TASK BRIEF: Copy out the lines that have "Registry" in them.

-- Start --

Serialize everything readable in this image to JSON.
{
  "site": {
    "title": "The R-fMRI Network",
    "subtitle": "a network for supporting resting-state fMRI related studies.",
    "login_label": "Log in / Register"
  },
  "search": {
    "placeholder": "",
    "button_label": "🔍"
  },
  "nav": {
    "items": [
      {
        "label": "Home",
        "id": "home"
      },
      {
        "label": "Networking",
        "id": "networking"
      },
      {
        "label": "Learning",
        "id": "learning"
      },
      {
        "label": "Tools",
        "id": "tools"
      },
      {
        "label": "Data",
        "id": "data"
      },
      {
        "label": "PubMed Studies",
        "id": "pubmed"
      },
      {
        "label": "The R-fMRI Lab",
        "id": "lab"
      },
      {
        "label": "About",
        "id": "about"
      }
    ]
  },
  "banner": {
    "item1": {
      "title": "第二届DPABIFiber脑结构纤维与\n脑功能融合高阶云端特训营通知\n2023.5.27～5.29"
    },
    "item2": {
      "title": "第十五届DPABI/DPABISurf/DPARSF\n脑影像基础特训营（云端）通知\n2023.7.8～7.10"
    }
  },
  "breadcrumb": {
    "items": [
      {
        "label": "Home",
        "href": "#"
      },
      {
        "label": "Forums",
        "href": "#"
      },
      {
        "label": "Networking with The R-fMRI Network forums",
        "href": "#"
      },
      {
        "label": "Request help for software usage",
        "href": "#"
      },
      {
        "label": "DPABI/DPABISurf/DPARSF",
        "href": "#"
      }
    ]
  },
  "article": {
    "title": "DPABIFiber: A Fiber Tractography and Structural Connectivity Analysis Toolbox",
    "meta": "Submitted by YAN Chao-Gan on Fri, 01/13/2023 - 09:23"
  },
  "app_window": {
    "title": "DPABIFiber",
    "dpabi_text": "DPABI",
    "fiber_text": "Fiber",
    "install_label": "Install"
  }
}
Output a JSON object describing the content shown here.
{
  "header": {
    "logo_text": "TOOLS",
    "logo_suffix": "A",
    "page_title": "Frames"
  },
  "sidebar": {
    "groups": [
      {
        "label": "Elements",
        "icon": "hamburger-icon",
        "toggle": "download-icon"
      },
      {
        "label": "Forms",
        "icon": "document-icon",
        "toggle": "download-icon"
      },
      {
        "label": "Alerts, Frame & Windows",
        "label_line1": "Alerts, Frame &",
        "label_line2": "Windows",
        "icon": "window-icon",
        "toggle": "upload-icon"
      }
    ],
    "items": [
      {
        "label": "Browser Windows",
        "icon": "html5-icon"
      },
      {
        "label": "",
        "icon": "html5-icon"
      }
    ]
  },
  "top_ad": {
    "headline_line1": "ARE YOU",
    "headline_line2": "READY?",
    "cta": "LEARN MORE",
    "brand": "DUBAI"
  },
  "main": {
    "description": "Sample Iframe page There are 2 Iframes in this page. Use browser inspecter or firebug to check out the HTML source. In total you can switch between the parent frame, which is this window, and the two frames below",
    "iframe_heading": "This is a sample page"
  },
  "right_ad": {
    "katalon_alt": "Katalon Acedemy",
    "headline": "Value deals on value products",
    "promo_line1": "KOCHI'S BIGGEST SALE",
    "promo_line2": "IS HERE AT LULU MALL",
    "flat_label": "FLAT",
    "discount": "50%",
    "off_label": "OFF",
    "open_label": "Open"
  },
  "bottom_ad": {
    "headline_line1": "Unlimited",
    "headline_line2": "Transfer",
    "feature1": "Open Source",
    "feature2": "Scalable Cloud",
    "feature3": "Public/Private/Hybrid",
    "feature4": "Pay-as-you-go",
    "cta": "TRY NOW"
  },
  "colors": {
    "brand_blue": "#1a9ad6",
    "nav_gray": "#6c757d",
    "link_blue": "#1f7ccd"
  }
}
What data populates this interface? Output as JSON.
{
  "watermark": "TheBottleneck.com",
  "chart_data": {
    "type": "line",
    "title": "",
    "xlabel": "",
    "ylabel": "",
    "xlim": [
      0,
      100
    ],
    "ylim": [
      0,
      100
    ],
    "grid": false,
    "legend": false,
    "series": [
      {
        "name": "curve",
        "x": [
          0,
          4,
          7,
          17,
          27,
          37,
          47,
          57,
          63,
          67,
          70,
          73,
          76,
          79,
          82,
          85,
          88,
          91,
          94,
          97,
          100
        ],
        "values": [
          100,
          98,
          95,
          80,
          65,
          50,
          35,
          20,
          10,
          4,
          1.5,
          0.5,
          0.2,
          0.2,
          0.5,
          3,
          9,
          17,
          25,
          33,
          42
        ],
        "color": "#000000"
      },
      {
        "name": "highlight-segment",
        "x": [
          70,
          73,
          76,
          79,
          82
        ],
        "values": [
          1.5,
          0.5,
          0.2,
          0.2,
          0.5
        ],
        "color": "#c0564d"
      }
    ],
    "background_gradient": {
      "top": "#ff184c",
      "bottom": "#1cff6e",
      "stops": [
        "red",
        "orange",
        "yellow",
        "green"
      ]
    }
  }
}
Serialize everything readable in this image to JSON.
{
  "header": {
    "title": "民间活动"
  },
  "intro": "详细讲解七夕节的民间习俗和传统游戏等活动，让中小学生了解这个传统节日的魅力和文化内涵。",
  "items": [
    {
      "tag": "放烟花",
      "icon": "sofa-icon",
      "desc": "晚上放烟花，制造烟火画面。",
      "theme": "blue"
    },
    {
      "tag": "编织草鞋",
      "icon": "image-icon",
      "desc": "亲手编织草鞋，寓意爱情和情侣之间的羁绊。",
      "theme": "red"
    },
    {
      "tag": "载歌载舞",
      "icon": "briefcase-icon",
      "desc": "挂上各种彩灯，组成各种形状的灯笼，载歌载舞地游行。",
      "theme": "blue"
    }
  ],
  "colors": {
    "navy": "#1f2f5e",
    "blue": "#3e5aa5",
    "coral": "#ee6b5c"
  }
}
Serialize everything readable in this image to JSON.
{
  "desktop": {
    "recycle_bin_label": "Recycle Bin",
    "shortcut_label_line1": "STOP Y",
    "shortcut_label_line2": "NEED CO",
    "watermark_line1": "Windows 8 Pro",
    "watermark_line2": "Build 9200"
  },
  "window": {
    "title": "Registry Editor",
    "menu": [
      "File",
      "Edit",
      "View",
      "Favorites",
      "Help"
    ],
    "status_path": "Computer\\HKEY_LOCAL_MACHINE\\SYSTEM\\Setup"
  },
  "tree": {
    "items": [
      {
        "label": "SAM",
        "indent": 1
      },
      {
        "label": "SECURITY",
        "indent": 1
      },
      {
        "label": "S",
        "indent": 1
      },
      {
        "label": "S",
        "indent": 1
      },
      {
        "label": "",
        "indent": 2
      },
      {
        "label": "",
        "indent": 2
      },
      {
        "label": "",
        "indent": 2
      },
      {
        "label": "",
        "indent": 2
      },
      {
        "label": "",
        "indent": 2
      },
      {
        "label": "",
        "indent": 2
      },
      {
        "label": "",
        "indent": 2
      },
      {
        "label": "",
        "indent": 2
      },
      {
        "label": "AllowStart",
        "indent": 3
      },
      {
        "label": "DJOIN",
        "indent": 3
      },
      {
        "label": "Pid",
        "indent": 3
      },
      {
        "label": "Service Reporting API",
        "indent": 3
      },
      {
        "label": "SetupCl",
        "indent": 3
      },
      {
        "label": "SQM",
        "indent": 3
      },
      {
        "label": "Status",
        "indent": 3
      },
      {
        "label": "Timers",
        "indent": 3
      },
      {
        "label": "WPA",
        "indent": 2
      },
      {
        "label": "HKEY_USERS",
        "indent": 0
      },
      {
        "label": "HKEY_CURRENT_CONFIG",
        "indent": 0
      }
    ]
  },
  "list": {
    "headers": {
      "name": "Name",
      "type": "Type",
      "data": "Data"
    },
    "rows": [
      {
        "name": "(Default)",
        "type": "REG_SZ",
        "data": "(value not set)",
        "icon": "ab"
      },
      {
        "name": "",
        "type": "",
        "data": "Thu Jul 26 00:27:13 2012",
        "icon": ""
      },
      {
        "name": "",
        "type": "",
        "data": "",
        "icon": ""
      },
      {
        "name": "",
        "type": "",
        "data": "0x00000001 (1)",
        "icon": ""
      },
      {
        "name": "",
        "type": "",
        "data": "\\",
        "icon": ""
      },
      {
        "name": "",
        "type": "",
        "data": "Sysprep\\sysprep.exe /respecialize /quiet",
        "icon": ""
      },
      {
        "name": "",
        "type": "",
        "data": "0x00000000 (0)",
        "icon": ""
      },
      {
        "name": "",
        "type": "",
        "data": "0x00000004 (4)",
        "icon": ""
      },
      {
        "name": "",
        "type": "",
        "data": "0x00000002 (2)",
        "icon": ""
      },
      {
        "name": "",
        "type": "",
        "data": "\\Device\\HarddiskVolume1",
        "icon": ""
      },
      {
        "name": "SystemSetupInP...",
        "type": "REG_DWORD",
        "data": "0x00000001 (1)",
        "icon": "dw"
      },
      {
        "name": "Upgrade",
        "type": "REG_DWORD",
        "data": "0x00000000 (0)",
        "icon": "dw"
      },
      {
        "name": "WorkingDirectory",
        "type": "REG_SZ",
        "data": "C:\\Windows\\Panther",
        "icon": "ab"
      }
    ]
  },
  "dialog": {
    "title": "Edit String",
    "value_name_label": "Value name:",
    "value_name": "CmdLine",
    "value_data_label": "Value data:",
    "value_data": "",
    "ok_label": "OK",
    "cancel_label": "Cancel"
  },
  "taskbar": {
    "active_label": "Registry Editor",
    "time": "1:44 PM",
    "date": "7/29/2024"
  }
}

-- End --

WRITTEN RESPONSE:
    "title": "Registry Editor",
    "active_label": "Registry Editor",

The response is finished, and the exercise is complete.